* **Exercise task**
All of the data must be printed exactly; please include every line.

[Start of Data excerpts]

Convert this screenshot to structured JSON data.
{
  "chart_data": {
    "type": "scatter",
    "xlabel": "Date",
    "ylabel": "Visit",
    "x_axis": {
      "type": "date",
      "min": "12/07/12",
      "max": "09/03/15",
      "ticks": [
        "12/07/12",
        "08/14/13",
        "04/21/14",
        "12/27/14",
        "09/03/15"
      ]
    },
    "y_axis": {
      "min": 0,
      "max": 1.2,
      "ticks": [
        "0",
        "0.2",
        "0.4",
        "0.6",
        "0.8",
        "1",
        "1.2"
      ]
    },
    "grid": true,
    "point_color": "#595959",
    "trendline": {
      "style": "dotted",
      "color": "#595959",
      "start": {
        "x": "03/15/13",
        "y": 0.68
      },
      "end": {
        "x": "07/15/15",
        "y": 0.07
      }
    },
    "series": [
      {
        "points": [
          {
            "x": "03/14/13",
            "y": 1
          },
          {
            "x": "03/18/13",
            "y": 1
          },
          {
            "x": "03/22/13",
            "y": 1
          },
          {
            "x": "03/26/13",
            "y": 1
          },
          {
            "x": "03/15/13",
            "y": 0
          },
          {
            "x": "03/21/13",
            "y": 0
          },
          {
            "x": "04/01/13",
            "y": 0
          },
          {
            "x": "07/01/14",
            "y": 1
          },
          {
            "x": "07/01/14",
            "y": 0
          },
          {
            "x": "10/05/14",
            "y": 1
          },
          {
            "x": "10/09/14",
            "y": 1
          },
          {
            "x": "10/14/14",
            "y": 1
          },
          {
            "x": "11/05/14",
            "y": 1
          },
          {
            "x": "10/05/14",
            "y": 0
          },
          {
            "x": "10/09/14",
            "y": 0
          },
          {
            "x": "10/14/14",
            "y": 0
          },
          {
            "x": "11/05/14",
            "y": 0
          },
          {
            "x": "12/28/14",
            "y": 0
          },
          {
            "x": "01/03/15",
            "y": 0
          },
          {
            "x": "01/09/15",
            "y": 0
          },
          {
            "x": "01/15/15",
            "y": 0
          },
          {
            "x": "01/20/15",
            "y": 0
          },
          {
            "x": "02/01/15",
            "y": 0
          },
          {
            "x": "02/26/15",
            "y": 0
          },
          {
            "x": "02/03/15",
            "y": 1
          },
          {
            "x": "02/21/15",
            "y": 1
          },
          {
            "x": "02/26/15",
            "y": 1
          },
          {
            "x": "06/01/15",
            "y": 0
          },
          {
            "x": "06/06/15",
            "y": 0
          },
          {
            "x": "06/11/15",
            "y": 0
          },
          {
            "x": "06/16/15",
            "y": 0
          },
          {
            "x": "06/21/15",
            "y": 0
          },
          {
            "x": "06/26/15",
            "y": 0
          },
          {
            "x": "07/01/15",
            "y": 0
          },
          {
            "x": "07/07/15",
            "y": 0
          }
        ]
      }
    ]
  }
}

[End of Data excerpts]

* **Response to this task**
Convert this screenshot to structured JSON data.
{
  "chart_data": {
    "type": "scatter",
    "xlabel": "Date",
    "ylabel": "Visit",
    "x_axis": {
      "type": "date",
      "min": "12/07/12",
      "max": "09/03/15",
      "ticks": [
        "12/07/12",
        "08/14/13",
        "04/21/14",
        "12/27/14",
        "09/03/15"
      ]
    },
    "y_axis": {
      "min": 0,
      "max": 1.2,
      "ticks": [
        "0",
        "0.2",
        "0.4",
        "0.6",
        "0.8",
        "1",
        "1.2"
      ]
    },
    "grid": true,
    "point_color": "#595959",
    "trendline": {
      "style": "dotted",
      "color": "#595959",
      "start": {
        "x": "03/15/13",
        "y": 0.68
      },
      "end": {
        "x": "07/15/15",
        "y": 0.07
      }
    },
    "series": [
      {
        "points": [
          {
            "x": "03/14/13",
            "y": 1
          },
          {
            "x": "03/18/13",
            "y": 1
          },
          {
            "x": "03/22/13",
            "y": 1
          },
          {
            "x": "03/26/13",
            "y": 1
          },
          {
            "x": "03/15/13",
            "y": 0
          },
          {
            "x": "03/21/13",
            "y": 0
          },
          {
            "x": "04/01/13",
            "y": 0
          },
          {
            "x": "07/01/14",
            "y": 1
          },
          {
            "x": "07/01/14",
            "y": 0
          },
          {
            "x": "10/05/14",
            "y": 1
          },
          {
            "x": "10/09/14",
            "y": 1
          },
          {
            "x": "10/14/14",
            "y": 1
          },
          {
            "x": "11/05/14",
            "y": 1
          },
          {
            "x": "10/05/14",
            "y": 0
          },
          {
            "x": "10/09/14",
            "y": 0
          },
          {
            "x": "10/14/14",
            "y": 0
          },
          {
            "x": "11/05/14",
            "y": 0
          },
          {
            "x": "12/28/14",
            "y": 0
          },
          {
            "x": "01/03/15",
            "y": 0
          },
          {
            "x": "01/09/15",
            "y": 0
          },
          {
            "x": "01/15/15",
            "y": 0
          },
          {
            "x": "01/20/15",
            "y": 0
          },
          {
            "x": "02/01/15",
            "y": 0
          },
          {
            "x": "02/26/15",
            "y": 0
          },
          {
            "x": "02/03/15",
            "y": 1
          },
          {
            "x": "02/21/15",
            "y": 1
          },
          {
            "x": "02/26/15",
            "y": 1
          },
          {
            "x": "06/01/15",
            "y": 0
          },
          {
            "x": "06/06/15",
            "y": 0
          },
          {
            "x": "06/11/15",
            "y": 0
          },
          {
            "x": "06/16/15",
            "y": 0
          },
          {
            "x": "06/21/15",
            "y": 0
          },
          {
            "x": "06/26/15",
            "y": 0
          },
          {
            "x": "07/01/15",
            "y": 0
          },
          {
            "x": "07/07/15",
            "y": 0
          }
        ]
      }
    ]
  }
}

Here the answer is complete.